§ Information provided
○ ○ ○ ○ ○ ○ ○
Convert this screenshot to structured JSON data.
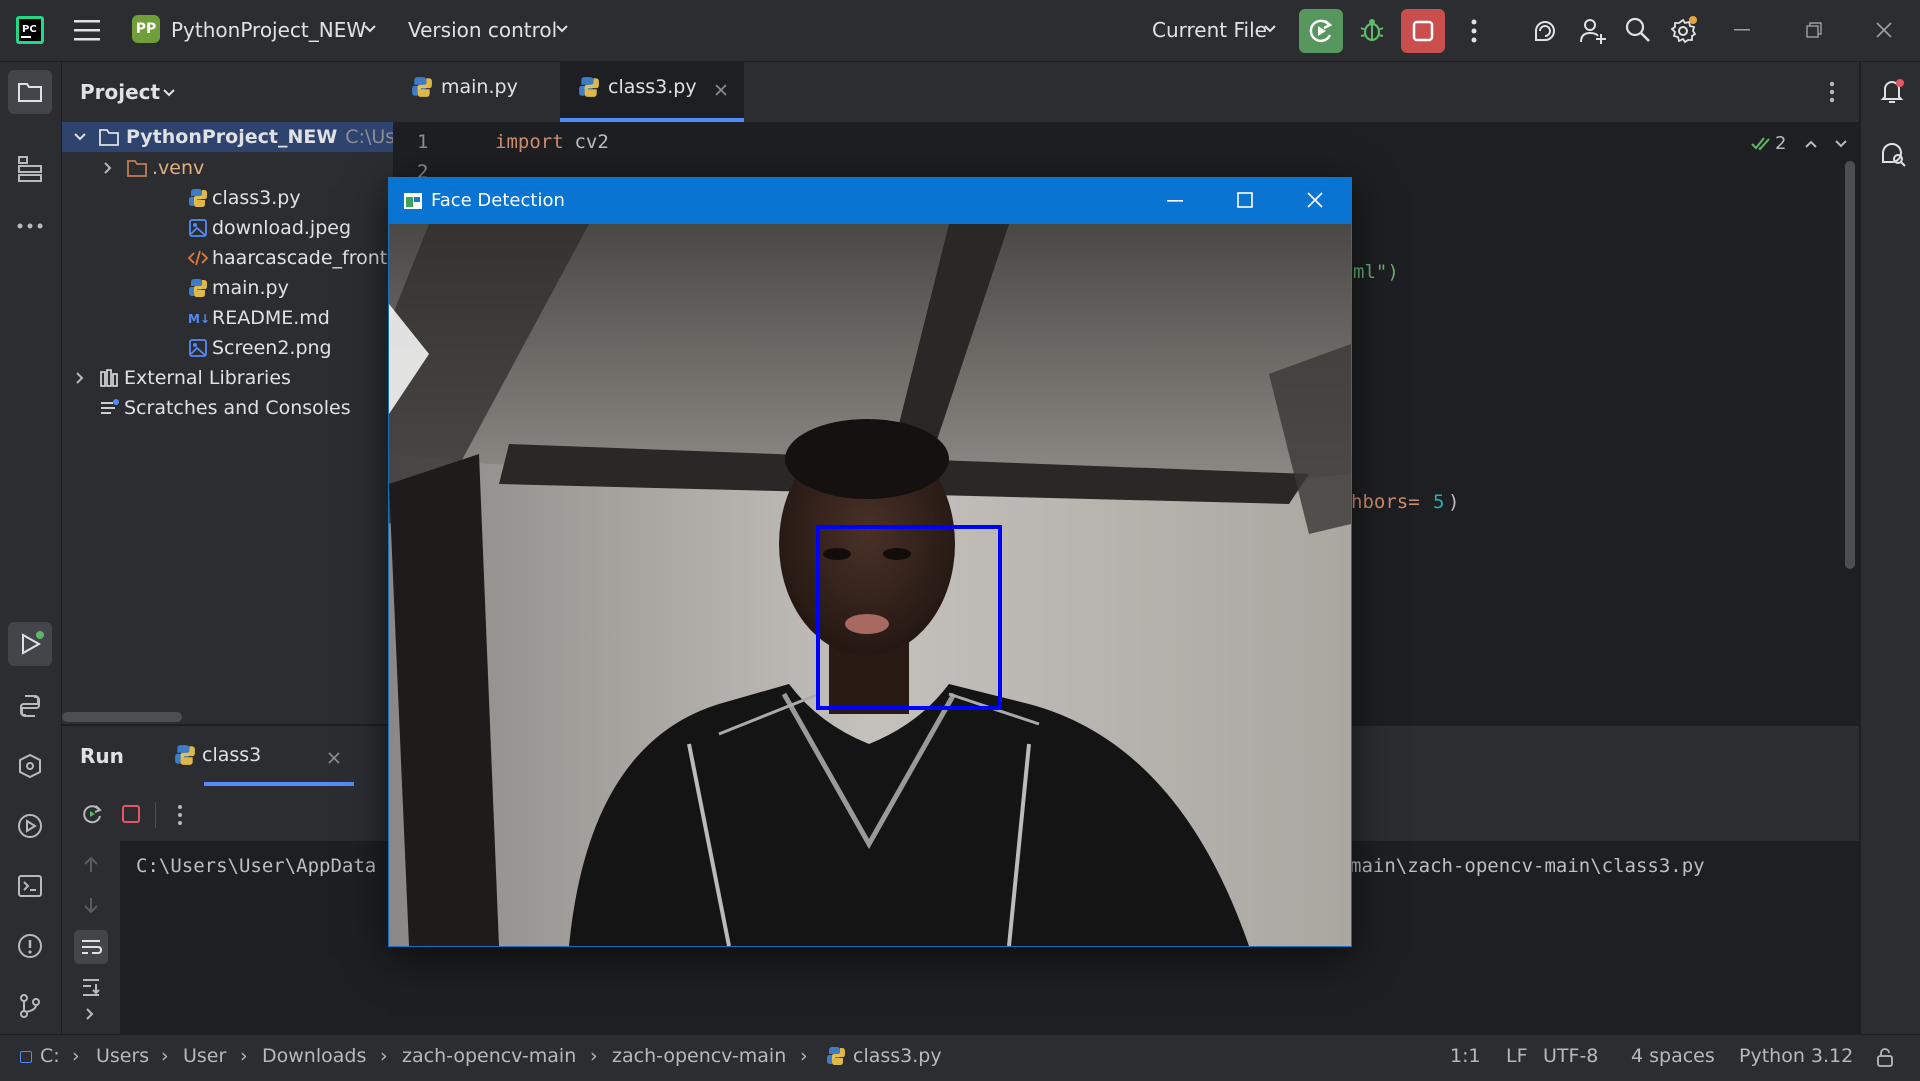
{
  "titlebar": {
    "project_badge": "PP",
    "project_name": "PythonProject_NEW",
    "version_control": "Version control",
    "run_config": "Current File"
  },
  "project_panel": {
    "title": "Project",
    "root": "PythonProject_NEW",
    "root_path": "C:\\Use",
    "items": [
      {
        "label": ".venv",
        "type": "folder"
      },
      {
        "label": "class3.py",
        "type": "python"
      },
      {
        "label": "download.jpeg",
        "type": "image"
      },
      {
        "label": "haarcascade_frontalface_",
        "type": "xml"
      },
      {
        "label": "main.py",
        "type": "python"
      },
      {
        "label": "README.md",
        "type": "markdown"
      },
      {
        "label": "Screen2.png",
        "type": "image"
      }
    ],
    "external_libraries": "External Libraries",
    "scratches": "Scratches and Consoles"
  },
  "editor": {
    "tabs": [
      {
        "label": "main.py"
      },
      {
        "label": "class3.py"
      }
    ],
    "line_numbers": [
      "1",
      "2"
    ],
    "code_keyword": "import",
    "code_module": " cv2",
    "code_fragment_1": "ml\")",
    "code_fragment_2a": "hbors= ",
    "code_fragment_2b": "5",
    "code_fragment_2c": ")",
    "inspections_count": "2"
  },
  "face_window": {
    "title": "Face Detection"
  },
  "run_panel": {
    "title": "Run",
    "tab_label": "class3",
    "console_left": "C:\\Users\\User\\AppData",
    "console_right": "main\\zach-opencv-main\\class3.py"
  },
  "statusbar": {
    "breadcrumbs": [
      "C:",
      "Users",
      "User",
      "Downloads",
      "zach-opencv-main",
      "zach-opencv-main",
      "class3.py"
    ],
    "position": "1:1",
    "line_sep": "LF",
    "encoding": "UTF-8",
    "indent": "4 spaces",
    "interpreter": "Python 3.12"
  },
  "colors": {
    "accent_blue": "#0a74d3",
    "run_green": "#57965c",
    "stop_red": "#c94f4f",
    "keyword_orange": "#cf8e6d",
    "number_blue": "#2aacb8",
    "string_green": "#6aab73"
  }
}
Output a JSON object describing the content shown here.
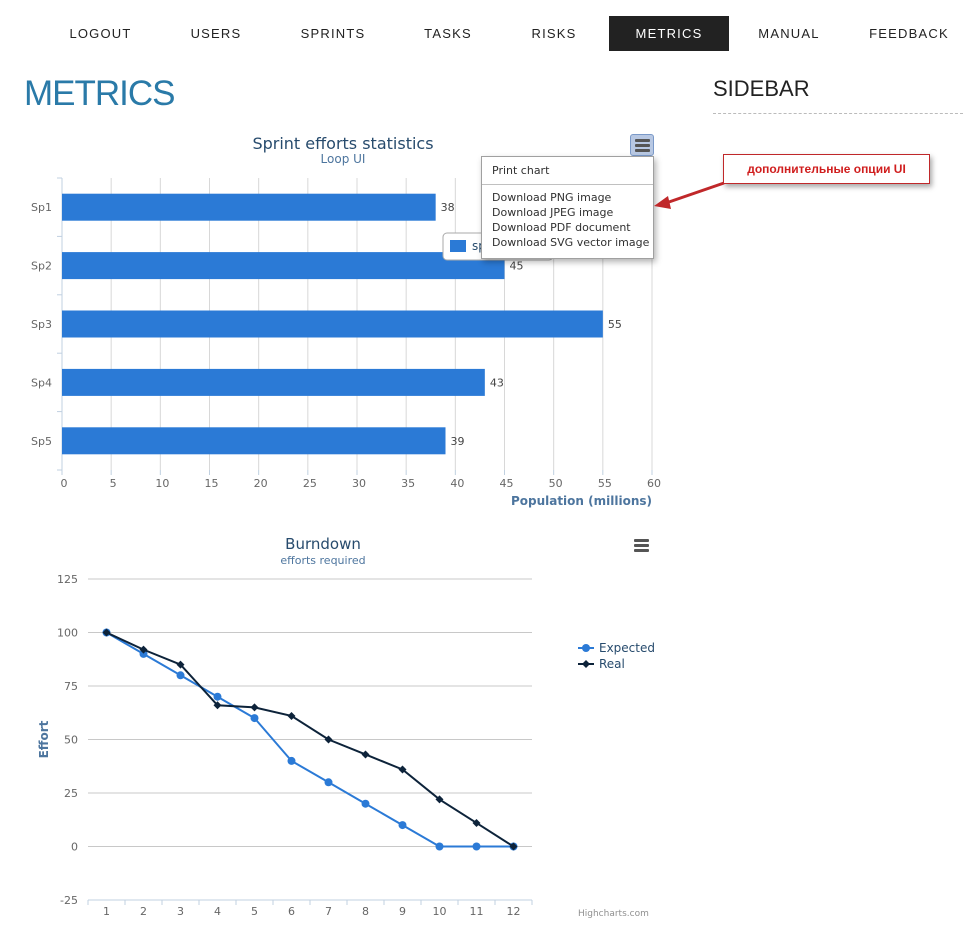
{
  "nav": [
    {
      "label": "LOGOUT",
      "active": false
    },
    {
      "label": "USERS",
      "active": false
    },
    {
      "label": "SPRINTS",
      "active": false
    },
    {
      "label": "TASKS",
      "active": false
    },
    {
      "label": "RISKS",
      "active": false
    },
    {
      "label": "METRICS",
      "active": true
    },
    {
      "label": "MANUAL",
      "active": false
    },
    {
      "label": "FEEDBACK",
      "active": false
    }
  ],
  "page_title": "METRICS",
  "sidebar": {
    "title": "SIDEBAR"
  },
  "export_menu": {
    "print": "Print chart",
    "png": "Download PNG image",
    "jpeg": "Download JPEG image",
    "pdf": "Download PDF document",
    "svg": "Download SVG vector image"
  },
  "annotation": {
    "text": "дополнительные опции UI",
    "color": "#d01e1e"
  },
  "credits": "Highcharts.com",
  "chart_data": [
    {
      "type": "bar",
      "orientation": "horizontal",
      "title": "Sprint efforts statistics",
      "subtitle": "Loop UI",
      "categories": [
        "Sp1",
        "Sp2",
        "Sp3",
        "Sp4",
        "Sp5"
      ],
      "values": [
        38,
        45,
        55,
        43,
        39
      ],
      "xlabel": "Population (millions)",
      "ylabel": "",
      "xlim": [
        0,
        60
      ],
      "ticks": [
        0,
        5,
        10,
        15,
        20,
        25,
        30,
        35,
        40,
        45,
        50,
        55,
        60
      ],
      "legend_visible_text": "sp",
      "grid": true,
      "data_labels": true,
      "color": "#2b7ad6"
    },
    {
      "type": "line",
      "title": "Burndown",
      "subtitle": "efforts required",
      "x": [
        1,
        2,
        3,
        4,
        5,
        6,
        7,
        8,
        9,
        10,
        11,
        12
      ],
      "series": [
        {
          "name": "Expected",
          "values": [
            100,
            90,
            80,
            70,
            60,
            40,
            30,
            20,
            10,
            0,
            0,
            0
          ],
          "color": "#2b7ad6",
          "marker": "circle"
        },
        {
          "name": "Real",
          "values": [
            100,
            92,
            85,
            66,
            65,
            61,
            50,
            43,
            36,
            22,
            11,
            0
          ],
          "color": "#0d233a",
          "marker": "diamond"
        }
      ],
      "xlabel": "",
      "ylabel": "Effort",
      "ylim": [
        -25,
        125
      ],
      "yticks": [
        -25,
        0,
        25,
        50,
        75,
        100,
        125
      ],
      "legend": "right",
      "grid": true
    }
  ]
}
○ ○ ○ ○ ○ ○ ○
§ What this task involves
Scan the records above for the string "JSON", then report every line that contains it.

§ Reply to the exercise
Convert this screenshot to structured JSON data.
Output a JSON object describing the content shown here.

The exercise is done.